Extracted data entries
━━━━━━━━━━━━━━━━
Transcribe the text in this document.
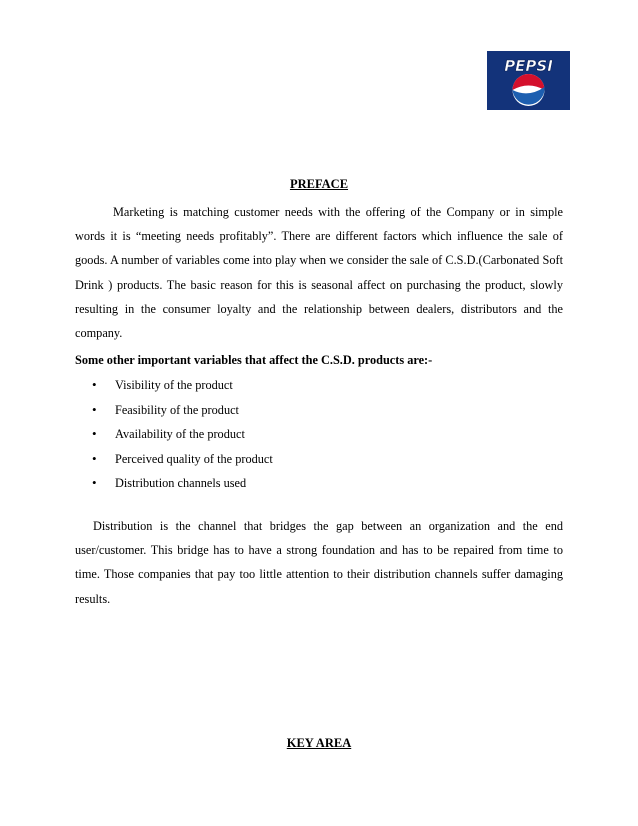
PEPSI
PREFACE

Marketing is matching customer needs with the offering of the Company or in simple words it is “meeting needs profitably”. There are different factors which influence the sale of goods. A number of variables come into play when we consider the sale of C.S.D.(Carbonated Soft Drink ) products. The basic reason for this is seasonal affect on purchasing the product, slowly resulting in the consumer loyalty and the relationship between dealers, distributors and the company.

Some other important variables that affect the C.S.D. products are:-

• Visibility of the product
• Feasibility of the product
• Availability of the product
• Perceived quality of the product
• Distribution channels used

Distribution is the channel that bridges the gap between an organization and the end user/customer. This bridge has to have a strong foundation and has to be repaired from time to time. Those companies that pay too little attention to their distribution channels suffer damaging results.

KEY AREA
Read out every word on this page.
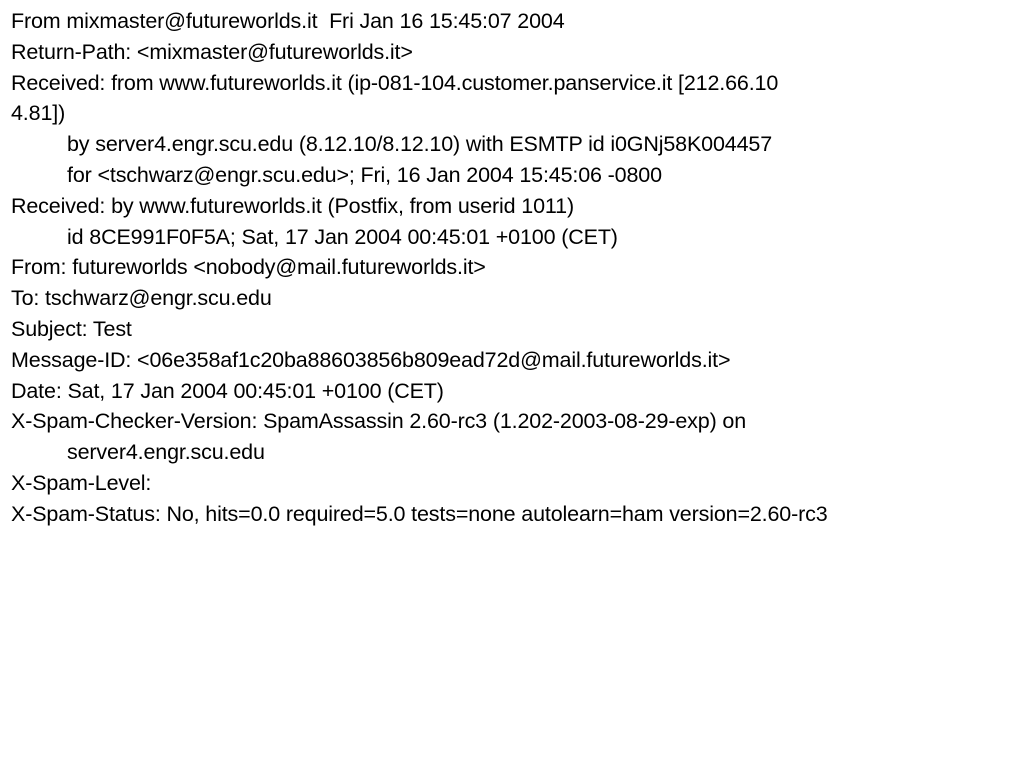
From mixmaster@futureworlds.it  Fri Jan 16 15:45:07 2004
Return-Path: <mixmaster@futureworlds.it>
Received: from www.futureworlds.it (ip-081-104.customer.panservice.it [212.66.10
4.81])
by server4.engr.scu.edu (8.12.10/8.12.10) with ESMTP id i0GNj58K004457
for <tschwarz@engr.scu.edu>; Fri, 16 Jan 2004 15:45:06 -0800
Received: by www.futureworlds.it (Postfix, from userid 1011)
id 8CE991F0F5A; Sat, 17 Jan 2004 00:45:01 +0100 (CET)
From: futureworlds <nobody@mail.futureworlds.it>
To: tschwarz@engr.scu.edu
Subject: Test
Message-ID: <06e358af1c20ba88603856b809ead72d@mail.futureworlds.it>
Date: Sat, 17 Jan 2004 00:45:01 +0100 (CET)
X-Spam-Checker-Version: SpamAssassin 2.60-rc3 (1.202-2003-08-29-exp) on
server4.engr.scu.edu
X-Spam-Level:
X-Spam-Status: No, hits=0.0 required=5.0 tests=none autolearn=ham version=2.60-rc3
━━━━━━━━━━━━━━━━
§ **Requirements**
Reproduce all of the material above word for word. Omit the pictures.

§ **Correct answer**
Transcribe the text in this document.
PEPSI
PREFACE

Marketing is matching customer needs with the offering of the Company or in simple words it is “meeting needs profitably”. There are different factors which influence the sale of goods. A number of variables come into play when we consider the sale of C.S.D.(Carbonated Soft Drink ) products. The basic reason for this is seasonal affect on purchasing the product, slowly resulting in the consumer loyalty and the relationship between dealers, distributors and the company.

Some other important variables that affect the C.S.D. products are:-

• Visibility of the product
• Feasibility of the product
• Availability of the product
• Perceived quality of the product
• Distribution channels used

Distribution is the channel that bridges the gap between an organization and the end user/customer. This bridge has to have a strong foundation and has to be repaired from time to time. Those companies that pay too little attention to their distribution channels suffer damaging results.

KEY AREA
Read out every word on this page.
From mixmaster@futureworlds.it  Fri Jan 16 15:45:07 2004
Return-Path: <mixmaster@futureworlds.it>
Received: from www.futureworlds.it (ip-081-104.customer.panservice.it [212.66.10
4.81])
by server4.engr.scu.edu (8.12.10/8.12.10) with ESMTP id i0GNj58K004457
for <tschwarz@engr.scu.edu>; Fri, 16 Jan 2004 15:45:06 -0800
Received: by www.futureworlds.it (Postfix, from userid 1011)
id 8CE991F0F5A; Sat, 17 Jan 2004 00:45:01 +0100 (CET)
From: futureworlds <nobody@mail.futureworlds.it>
To: tschwarz@engr.scu.edu
Subject: Test
Message-ID: <06e358af1c20ba88603856b809ead72d@mail.futureworlds.it>
Date: Sat, 17 Jan 2004 00:45:01 +0100 (CET)
X-Spam-Checker-Version: SpamAssassin 2.60-rc3 (1.202-2003-08-29-exp) on
server4.engr.scu.edu
X-Spam-Level:
X-Spam-Status: No, hits=0.0 required=5.0 tests=none autolearn=ham version=2.60-rc3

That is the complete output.